Exercise description:
Copy out every one of the entries below word for word, changing nothing.

Data to process:
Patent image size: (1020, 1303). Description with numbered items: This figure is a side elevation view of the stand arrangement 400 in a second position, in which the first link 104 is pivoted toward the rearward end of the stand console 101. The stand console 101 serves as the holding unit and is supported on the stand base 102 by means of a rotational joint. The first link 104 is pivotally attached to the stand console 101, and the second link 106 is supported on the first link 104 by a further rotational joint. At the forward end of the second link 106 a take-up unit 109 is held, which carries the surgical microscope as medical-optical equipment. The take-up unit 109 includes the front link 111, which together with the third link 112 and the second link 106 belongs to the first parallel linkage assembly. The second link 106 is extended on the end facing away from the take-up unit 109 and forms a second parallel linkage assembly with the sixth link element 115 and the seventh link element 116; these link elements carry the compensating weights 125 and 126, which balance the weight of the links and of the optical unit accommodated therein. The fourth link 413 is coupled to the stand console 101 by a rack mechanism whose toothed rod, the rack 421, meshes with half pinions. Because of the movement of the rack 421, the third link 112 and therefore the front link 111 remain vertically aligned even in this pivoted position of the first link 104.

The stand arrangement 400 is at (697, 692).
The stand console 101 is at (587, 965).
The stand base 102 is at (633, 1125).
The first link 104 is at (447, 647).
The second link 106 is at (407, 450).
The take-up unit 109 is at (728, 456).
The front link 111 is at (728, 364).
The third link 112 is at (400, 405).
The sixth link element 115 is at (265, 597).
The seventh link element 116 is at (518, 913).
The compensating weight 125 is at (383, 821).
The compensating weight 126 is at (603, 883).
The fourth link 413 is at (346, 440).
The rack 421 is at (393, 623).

Exercise response:
Patent image size: (1020, 1303). Description with numbered items: This figure is a side elevation view of the stand arrangement 400 in a second position, in which the first link 104 is pivoted toward the rearward end of the stand console 101. The stand console 101 serves as the holding unit and is supported on the stand base 102 by means of a rotational joint. The first link 104 is pivotally attached to the stand console 101, and the second link 106 is supported on the first link 104 by a further rotational joint. At the forward end of the second link 106 a take-up unit 109 is held, which carries the surgical microscope as medical-optical equipment. The take-up unit 109 includes the front link 111, which together with the third link 112 and the second link 106 belongs to the first parallel linkage assembly. The second link 106 is extended on the end facing away from the take-up unit 109 and forms a second parallel linkage assembly with the sixth link element 115 and the seventh link element 116; these link elements carry the compensating weights 125 and 126, which balance the weight of the links and of the optical unit accommodated therein. The fourth link 413 is coupled to the stand console 101 by a rack mechanism whose toothed rod, the rack 421, meshes with half pinions. Because of the movement of the rack 421, the third link 112 and therefore the front link 111 remain vertically aligned even in this pivoted position of the first link 104.

The stand arrangement 400 is at (697, 692).
The stand console 101 is at (587, 965).
The stand base 102 is at (633, 1125).
The first link 104 is at (447, 647).
The second link 106 is at (407, 450).
The take-up unit 109 is at (728, 456).
The front link 111 is at (728, 364).
The third link 112 is at (400, 405).
The sixth link element 115 is at (265, 597).
The seventh link element 116 is at (518, 913).
The compensating weight 125 is at (383, 821).
The compensating weight 126 is at (603, 883).
The fourth link 413 is at (346, 440).
The rack 421 is at (393, 623).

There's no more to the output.